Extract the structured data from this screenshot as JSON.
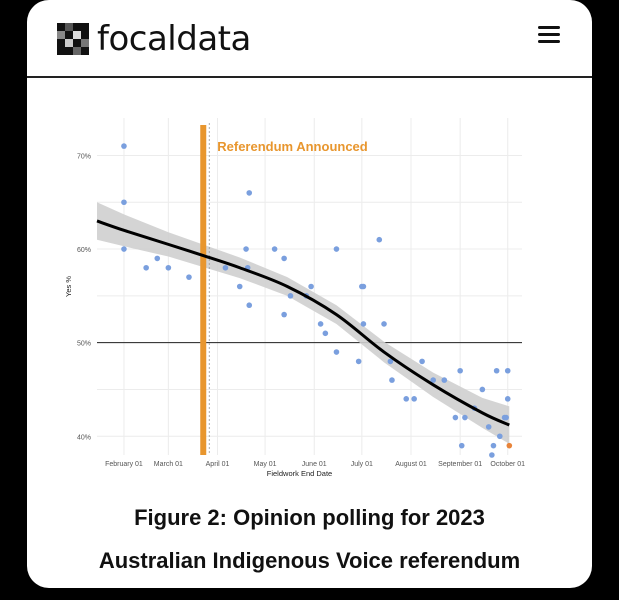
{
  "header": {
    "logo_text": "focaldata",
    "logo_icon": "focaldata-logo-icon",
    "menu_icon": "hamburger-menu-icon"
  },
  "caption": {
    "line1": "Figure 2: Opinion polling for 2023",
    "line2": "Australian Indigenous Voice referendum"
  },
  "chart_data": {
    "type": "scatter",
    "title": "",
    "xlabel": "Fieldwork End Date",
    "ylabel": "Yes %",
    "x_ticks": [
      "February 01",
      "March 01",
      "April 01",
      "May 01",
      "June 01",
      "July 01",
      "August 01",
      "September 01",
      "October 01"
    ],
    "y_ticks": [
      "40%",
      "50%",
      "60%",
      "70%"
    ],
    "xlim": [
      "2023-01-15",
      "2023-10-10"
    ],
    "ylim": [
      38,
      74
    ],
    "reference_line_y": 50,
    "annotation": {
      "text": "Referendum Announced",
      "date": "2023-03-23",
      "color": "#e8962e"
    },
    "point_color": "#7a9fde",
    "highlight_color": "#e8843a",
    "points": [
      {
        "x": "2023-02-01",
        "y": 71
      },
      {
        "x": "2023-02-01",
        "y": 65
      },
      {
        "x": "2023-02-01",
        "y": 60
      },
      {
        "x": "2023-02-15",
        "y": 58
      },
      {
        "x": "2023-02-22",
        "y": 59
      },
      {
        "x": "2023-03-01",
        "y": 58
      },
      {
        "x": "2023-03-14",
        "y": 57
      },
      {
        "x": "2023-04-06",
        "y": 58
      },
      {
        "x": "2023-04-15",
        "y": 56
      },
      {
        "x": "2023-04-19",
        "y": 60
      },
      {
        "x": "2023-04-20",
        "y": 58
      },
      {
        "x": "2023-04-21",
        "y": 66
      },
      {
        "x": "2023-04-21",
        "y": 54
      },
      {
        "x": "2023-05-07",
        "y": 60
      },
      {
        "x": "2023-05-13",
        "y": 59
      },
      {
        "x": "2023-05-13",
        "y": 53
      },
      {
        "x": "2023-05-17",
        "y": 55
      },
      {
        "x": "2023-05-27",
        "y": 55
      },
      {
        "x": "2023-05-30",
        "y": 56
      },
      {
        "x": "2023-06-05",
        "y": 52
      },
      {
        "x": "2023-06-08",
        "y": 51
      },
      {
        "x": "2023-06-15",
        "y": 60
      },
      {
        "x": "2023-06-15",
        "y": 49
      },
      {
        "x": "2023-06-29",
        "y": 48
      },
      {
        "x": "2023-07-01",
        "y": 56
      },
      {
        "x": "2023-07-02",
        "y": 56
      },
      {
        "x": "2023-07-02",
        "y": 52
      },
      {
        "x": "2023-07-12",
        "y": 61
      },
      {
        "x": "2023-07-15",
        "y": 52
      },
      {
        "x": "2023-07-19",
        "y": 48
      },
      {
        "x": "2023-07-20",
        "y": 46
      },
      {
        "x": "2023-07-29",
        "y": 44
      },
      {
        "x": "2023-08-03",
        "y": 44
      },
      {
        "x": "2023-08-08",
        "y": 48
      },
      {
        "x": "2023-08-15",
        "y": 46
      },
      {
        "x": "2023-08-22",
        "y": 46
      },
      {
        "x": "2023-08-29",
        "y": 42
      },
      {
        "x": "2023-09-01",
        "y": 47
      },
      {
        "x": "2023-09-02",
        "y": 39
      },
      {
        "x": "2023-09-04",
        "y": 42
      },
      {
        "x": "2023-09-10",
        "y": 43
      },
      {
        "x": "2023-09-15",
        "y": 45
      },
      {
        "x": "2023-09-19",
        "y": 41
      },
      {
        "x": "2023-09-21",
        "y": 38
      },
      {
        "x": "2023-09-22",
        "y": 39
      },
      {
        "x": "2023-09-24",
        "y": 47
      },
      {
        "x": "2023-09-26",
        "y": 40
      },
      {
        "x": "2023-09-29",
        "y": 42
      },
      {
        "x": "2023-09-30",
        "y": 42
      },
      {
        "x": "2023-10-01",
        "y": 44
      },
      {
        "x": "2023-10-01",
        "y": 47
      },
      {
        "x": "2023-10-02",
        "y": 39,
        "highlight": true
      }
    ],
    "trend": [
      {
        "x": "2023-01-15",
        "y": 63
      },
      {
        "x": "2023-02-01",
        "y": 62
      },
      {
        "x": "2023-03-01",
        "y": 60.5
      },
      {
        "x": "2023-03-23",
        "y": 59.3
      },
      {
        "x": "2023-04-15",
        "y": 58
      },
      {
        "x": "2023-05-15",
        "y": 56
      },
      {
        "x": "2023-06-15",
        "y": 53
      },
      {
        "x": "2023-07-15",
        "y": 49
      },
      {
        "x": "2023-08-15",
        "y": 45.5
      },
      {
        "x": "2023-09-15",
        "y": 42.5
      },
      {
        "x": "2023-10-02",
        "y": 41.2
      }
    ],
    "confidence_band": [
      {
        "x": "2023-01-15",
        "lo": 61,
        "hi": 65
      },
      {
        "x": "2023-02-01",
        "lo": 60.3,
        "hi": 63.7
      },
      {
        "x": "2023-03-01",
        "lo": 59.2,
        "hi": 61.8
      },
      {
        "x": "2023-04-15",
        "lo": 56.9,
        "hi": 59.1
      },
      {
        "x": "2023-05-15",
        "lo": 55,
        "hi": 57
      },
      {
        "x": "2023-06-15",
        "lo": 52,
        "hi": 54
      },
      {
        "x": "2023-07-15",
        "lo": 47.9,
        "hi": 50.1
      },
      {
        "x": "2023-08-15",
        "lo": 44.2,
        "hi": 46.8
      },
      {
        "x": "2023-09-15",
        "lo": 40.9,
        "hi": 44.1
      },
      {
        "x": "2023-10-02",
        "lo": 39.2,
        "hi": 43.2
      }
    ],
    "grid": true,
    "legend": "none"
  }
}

__PROBLEM REQUIREMENTS__:
Each line of the data is to be duplicated exactly; pictures stay out of the copy.

__FINISHED EXERCISE__:
Extract the structured data from this screenshot as JSON.
{
  "header": {
    "logo_text": "focaldata",
    "logo_icon": "focaldata-logo-icon",
    "menu_icon": "hamburger-menu-icon"
  },
  "caption": {
    "line1": "Figure 2: Opinion polling for 2023",
    "line2": "Australian Indigenous Voice referendum"
  },
  "chart_data": {
    "type": "scatter",
    "title": "",
    "xlabel": "Fieldwork End Date",
    "ylabel": "Yes %",
    "x_ticks": [
      "February 01",
      "March 01",
      "April 01",
      "May 01",
      "June 01",
      "July 01",
      "August 01",
      "September 01",
      "October 01"
    ],
    "y_ticks": [
      "40%",
      "50%",
      "60%",
      "70%"
    ],
    "xlim": [
      "2023-01-15",
      "2023-10-10"
    ],
    "ylim": [
      38,
      74
    ],
    "reference_line_y": 50,
    "annotation": {
      "text": "Referendum Announced",
      "date": "2023-03-23",
      "color": "#e8962e"
    },
    "point_color": "#7a9fde",
    "highlight_color": "#e8843a",
    "points": [
      {
        "x": "2023-02-01",
        "y": 71
      },
      {
        "x": "2023-02-01",
        "y": 65
      },
      {
        "x": "2023-02-01",
        "y": 60
      },
      {
        "x": "2023-02-15",
        "y": 58
      },
      {
        "x": "2023-02-22",
        "y": 59
      },
      {
        "x": "2023-03-01",
        "y": 58
      },
      {
        "x": "2023-03-14",
        "y": 57
      },
      {
        "x": "2023-04-06",
        "y": 58
      },
      {
        "x": "2023-04-15",
        "y": 56
      },
      {
        "x": "2023-04-19",
        "y": 60
      },
      {
        "x": "2023-04-20",
        "y": 58
      },
      {
        "x": "2023-04-21",
        "y": 66
      },
      {
        "x": "2023-04-21",
        "y": 54
      },
      {
        "x": "2023-05-07",
        "y": 60
      },
      {
        "x": "2023-05-13",
        "y": 59
      },
      {
        "x": "2023-05-13",
        "y": 53
      },
      {
        "x": "2023-05-17",
        "y": 55
      },
      {
        "x": "2023-05-27",
        "y": 55
      },
      {
        "x": "2023-05-30",
        "y": 56
      },
      {
        "x": "2023-06-05",
        "y": 52
      },
      {
        "x": "2023-06-08",
        "y": 51
      },
      {
        "x": "2023-06-15",
        "y": 60
      },
      {
        "x": "2023-06-15",
        "y": 49
      },
      {
        "x": "2023-06-29",
        "y": 48
      },
      {
        "x": "2023-07-01",
        "y": 56
      },
      {
        "x": "2023-07-02",
        "y": 56
      },
      {
        "x": "2023-07-02",
        "y": 52
      },
      {
        "x": "2023-07-12",
        "y": 61
      },
      {
        "x": "2023-07-15",
        "y": 52
      },
      {
        "x": "2023-07-19",
        "y": 48
      },
      {
        "x": "2023-07-20",
        "y": 46
      },
      {
        "x": "2023-07-29",
        "y": 44
      },
      {
        "x": "2023-08-03",
        "y": 44
      },
      {
        "x": "2023-08-08",
        "y": 48
      },
      {
        "x": "2023-08-15",
        "y": 46
      },
      {
        "x": "2023-08-22",
        "y": 46
      },
      {
        "x": "2023-08-29",
        "y": 42
      },
      {
        "x": "2023-09-01",
        "y": 47
      },
      {
        "x": "2023-09-02",
        "y": 39
      },
      {
        "x": "2023-09-04",
        "y": 42
      },
      {
        "x": "2023-09-10",
        "y": 43
      },
      {
        "x": "2023-09-15",
        "y": 45
      },
      {
        "x": "2023-09-19",
        "y": 41
      },
      {
        "x": "2023-09-21",
        "y": 38
      },
      {
        "x": "2023-09-22",
        "y": 39
      },
      {
        "x": "2023-09-24",
        "y": 47
      },
      {
        "x": "2023-09-26",
        "y": 40
      },
      {
        "x": "2023-09-29",
        "y": 42
      },
      {
        "x": "2023-09-30",
        "y": 42
      },
      {
        "x": "2023-10-01",
        "y": 44
      },
      {
        "x": "2023-10-01",
        "y": 47
      },
      {
        "x": "2023-10-02",
        "y": 39,
        "highlight": true
      }
    ],
    "trend": [
      {
        "x": "2023-01-15",
        "y": 63
      },
      {
        "x": "2023-02-01",
        "y": 62
      },
      {
        "x": "2023-03-01",
        "y": 60.5
      },
      {
        "x": "2023-03-23",
        "y": 59.3
      },
      {
        "x": "2023-04-15",
        "y": 58
      },
      {
        "x": "2023-05-15",
        "y": 56
      },
      {
        "x": "2023-06-15",
        "y": 53
      },
      {
        "x": "2023-07-15",
        "y": 49
      },
      {
        "x": "2023-08-15",
        "y": 45.5
      },
      {
        "x": "2023-09-15",
        "y": 42.5
      },
      {
        "x": "2023-10-02",
        "y": 41.2
      }
    ],
    "confidence_band": [
      {
        "x": "2023-01-15",
        "lo": 61,
        "hi": 65
      },
      {
        "x": "2023-02-01",
        "lo": 60.3,
        "hi": 63.7
      },
      {
        "x": "2023-03-01",
        "lo": 59.2,
        "hi": 61.8
      },
      {
        "x": "2023-04-15",
        "lo": 56.9,
        "hi": 59.1
      },
      {
        "x": "2023-05-15",
        "lo": 55,
        "hi": 57
      },
      {
        "x": "2023-06-15",
        "lo": 52,
        "hi": 54
      },
      {
        "x": "2023-07-15",
        "lo": 47.9,
        "hi": 50.1
      },
      {
        "x": "2023-08-15",
        "lo": 44.2,
        "hi": 46.8
      },
      {
        "x": "2023-09-15",
        "lo": 40.9,
        "hi": 44.1
      },
      {
        "x": "2023-10-02",
        "lo": 39.2,
        "hi": 43.2
      }
    ],
    "grid": true,
    "legend": "none"
  }
}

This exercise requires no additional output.